Return the text of every row below with no changes to any character. Omit the pictures.
═════ RECORDS TO USE
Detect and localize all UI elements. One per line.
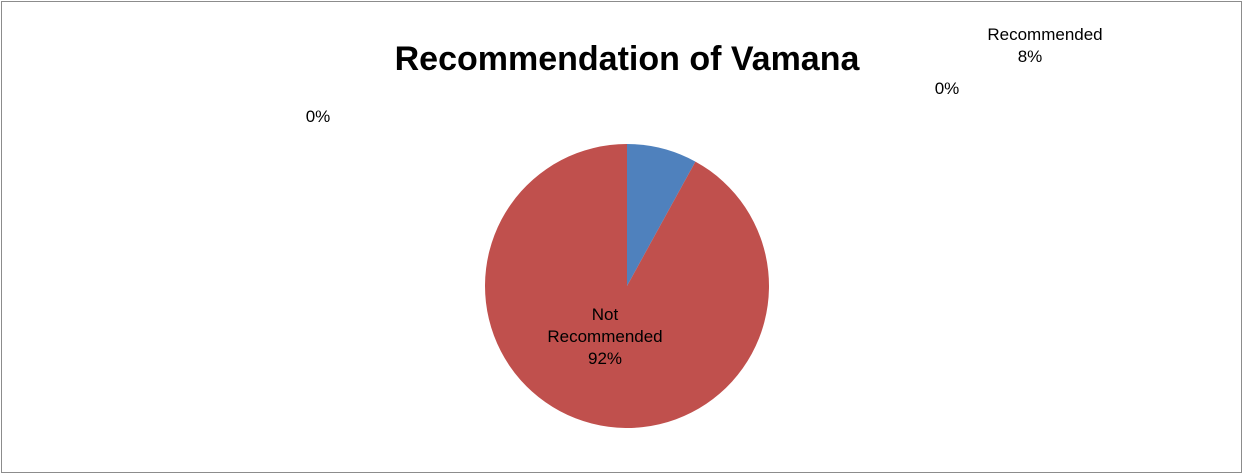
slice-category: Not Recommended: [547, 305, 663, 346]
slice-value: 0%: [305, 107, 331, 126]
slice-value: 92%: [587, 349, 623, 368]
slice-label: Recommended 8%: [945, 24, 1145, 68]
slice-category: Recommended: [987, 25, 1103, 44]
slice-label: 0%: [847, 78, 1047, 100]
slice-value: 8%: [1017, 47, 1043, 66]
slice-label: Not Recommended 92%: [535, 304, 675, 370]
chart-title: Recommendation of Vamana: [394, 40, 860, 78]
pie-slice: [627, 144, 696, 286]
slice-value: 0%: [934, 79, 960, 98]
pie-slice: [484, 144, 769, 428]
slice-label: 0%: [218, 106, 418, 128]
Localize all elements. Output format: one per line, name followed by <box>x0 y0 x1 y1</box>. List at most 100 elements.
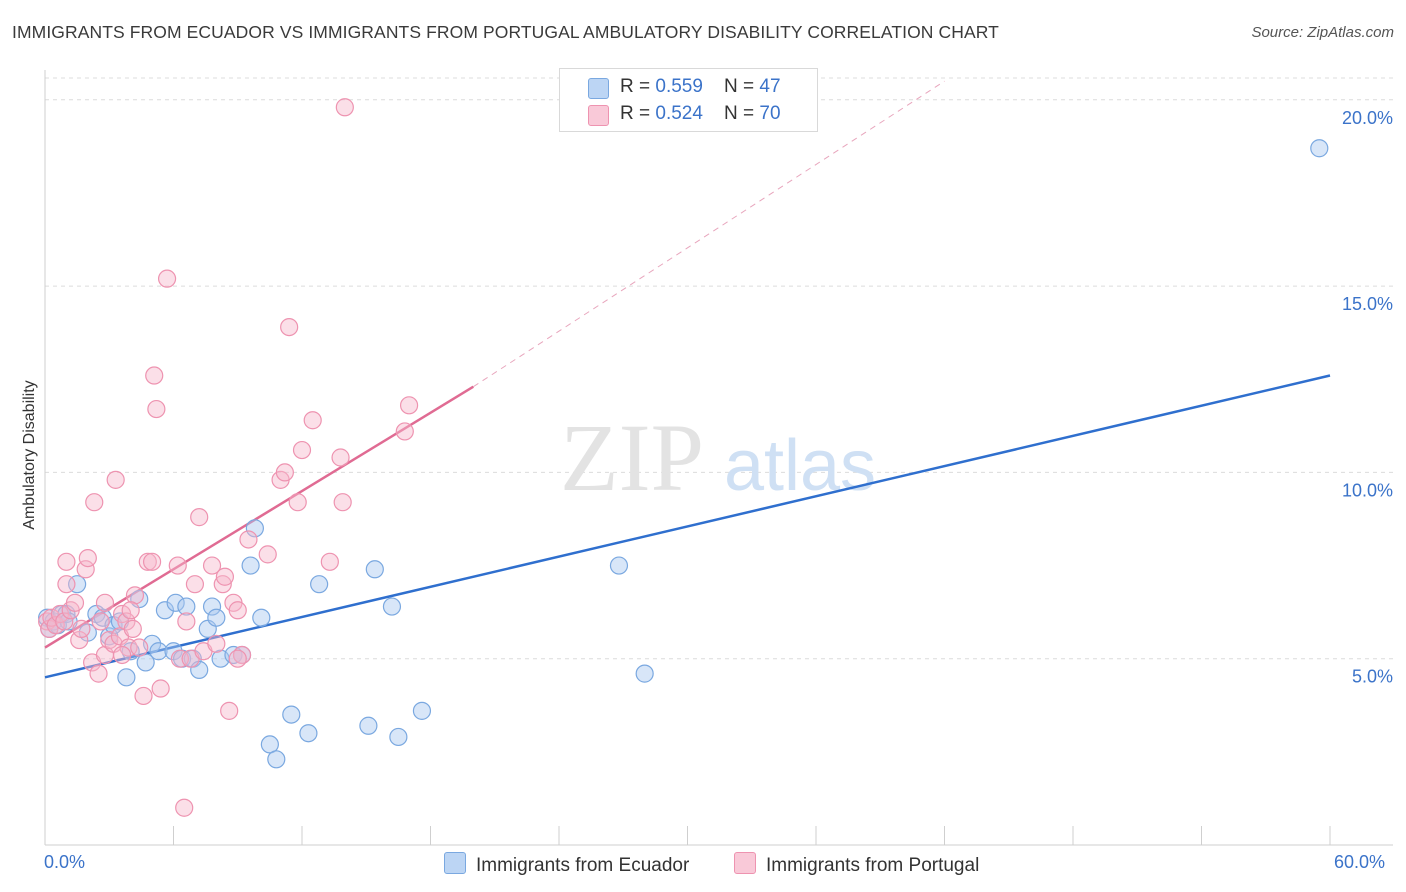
══════════
THE COMPLETED TASK.
Detect and localize all UI elements. One per line.
slice-category: Not Recommended: [547, 305, 663, 346]
slice-value: 0%: [305, 107, 331, 126]
slice-value: 92%: [587, 349, 623, 368]
slice-label: Recommended 8%: [945, 24, 1145, 68]
slice-category: Recommended: [987, 25, 1103, 44]
slice-label: 0%: [847, 78, 1047, 100]
slice-value: 8%: [1017, 47, 1043, 66]
slice-label: Not Recommended 92%: [535, 304, 675, 370]
chart-title: Recommendation of Vamana: [394, 40, 860, 78]
pie-slice: [627, 144, 696, 286]
slice-value: 0%: [934, 79, 960, 98]
pie-slice: [484, 144, 769, 428]
slice-label: 0%: [218, 106, 418, 128]
Localize all elements. Output format: one per line, name followed by <box>x0 y0 x1 y1</box>. List at most 100 elements.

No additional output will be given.